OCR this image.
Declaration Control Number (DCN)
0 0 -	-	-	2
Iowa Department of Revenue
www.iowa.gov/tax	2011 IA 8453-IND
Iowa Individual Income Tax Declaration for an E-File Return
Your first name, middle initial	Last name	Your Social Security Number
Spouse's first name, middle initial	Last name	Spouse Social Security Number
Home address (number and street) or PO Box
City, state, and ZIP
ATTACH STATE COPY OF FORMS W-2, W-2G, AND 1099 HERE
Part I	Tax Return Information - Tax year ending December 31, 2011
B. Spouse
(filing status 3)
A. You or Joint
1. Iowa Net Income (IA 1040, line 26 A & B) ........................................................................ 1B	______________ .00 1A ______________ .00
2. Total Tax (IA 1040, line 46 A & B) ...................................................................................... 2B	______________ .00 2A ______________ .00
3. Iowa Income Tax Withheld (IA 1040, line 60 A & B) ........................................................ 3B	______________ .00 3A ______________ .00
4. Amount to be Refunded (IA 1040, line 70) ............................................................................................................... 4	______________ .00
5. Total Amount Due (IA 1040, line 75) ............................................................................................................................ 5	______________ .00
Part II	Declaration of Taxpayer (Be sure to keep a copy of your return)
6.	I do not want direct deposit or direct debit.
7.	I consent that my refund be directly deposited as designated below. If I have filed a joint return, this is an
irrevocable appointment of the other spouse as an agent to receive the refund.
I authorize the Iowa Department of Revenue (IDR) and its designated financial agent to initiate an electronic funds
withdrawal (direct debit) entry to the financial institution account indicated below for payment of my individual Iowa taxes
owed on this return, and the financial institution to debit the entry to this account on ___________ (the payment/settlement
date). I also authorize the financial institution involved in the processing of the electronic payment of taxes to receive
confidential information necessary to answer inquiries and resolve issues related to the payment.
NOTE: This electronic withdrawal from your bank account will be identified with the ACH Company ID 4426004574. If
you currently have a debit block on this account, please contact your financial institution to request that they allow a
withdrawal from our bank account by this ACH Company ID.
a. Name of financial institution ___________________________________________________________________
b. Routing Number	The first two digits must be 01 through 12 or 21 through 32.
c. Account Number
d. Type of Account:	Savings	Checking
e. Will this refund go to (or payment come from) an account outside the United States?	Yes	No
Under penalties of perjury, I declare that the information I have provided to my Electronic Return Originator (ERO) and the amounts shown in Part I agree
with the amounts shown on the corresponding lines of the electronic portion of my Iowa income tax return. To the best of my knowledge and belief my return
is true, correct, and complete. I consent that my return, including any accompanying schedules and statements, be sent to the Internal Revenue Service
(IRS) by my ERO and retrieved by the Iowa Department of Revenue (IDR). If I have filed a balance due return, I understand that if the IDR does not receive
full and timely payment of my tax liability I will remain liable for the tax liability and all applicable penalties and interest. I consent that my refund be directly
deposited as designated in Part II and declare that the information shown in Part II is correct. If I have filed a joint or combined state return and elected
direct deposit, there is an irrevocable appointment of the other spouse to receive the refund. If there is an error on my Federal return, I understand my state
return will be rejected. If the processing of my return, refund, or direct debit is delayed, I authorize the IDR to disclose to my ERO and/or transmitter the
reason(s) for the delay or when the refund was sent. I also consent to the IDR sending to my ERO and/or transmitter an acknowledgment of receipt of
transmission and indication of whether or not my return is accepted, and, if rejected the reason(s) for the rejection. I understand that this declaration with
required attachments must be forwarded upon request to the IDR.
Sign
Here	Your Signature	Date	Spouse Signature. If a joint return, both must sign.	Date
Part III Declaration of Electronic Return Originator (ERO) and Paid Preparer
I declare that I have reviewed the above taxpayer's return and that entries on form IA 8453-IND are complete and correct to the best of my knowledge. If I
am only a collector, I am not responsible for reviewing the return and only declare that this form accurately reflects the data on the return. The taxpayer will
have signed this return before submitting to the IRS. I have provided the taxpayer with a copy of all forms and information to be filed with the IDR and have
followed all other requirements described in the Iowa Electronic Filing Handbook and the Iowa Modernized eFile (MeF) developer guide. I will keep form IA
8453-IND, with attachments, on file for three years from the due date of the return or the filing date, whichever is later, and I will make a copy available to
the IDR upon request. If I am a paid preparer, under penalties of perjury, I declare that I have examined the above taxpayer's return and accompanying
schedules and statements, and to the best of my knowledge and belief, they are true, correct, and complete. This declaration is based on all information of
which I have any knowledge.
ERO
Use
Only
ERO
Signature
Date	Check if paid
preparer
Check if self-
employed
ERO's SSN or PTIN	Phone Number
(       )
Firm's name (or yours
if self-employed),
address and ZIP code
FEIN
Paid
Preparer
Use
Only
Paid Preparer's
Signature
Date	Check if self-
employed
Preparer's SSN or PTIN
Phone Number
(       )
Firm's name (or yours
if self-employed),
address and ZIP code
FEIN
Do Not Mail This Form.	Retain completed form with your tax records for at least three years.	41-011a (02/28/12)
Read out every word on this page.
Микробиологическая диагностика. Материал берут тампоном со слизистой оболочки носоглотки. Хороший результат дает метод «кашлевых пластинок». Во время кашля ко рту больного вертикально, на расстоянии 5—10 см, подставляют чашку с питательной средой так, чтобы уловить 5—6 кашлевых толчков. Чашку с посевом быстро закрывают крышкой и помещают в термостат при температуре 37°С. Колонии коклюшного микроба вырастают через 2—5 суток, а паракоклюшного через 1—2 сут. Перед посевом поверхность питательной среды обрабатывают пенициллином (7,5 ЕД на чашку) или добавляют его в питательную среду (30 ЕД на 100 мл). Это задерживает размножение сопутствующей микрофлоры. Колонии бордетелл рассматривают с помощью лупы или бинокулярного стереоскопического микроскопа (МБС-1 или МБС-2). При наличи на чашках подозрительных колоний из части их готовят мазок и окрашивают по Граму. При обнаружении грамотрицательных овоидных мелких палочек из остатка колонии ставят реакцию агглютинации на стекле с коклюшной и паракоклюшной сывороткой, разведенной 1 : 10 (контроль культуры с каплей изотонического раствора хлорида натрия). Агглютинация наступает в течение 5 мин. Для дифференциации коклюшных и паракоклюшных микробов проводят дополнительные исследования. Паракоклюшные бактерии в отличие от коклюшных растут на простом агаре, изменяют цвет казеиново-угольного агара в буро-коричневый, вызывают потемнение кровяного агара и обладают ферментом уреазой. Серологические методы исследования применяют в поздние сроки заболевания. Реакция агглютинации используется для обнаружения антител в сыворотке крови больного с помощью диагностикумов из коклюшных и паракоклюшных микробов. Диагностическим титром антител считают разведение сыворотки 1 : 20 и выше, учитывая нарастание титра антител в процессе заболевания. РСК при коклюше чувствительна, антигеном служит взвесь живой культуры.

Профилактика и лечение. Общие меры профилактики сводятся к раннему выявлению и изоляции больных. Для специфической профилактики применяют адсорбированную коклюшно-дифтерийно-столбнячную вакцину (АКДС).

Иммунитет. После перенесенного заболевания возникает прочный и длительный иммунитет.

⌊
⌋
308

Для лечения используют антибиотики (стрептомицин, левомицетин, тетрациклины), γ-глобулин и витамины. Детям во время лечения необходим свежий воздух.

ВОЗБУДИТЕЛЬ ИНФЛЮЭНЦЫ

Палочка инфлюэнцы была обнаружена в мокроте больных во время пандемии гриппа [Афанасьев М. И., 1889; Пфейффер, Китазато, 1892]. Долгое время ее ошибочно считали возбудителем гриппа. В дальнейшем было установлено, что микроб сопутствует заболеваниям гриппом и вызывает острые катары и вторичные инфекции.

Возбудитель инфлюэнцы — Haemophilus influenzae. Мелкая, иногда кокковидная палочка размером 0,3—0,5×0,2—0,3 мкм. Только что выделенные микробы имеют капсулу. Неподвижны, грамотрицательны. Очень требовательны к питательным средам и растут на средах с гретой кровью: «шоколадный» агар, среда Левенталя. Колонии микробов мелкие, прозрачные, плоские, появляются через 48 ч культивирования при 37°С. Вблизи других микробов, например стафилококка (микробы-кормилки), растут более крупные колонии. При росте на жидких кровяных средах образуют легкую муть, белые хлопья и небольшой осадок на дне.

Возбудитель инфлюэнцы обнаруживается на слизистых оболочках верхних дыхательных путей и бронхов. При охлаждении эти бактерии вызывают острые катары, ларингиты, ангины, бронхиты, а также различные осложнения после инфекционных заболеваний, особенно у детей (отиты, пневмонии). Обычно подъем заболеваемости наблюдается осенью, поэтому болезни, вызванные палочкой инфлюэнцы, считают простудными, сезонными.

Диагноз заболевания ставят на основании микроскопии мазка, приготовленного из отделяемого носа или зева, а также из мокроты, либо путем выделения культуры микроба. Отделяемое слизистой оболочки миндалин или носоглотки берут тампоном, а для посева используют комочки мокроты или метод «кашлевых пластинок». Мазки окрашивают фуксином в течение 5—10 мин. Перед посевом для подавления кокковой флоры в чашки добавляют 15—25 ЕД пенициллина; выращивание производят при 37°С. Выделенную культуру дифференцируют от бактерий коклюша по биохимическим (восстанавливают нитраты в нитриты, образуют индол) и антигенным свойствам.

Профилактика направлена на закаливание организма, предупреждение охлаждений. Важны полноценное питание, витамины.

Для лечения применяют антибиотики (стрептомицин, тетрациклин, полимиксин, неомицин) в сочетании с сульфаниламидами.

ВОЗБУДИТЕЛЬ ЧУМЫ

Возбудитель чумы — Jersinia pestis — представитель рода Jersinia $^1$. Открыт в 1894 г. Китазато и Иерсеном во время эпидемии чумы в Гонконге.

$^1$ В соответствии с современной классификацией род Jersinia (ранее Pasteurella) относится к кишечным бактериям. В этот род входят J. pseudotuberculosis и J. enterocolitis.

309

### EXERCISE OBJECTIVE
Your task is to pick out every line with the string "filed" and copy it.

### COMPLETE OUTPUT
7.	I consent that my refund be directly deposited as designated below. If I have filed a joint return, this is an
(IRS) by my ERO and retrieved by the Iowa Department of Revenue (IDR). If I have filed a balance due return, I understand that if the IDR does not receive
deposited as designated in Part II and declare that the information shown in Part II is correct. If I have filed a joint or combined state return and elected
have signed this return before submitting to the IRS. I have provided the taxpayer with a copy of all forms and information to be filed with the IDR and have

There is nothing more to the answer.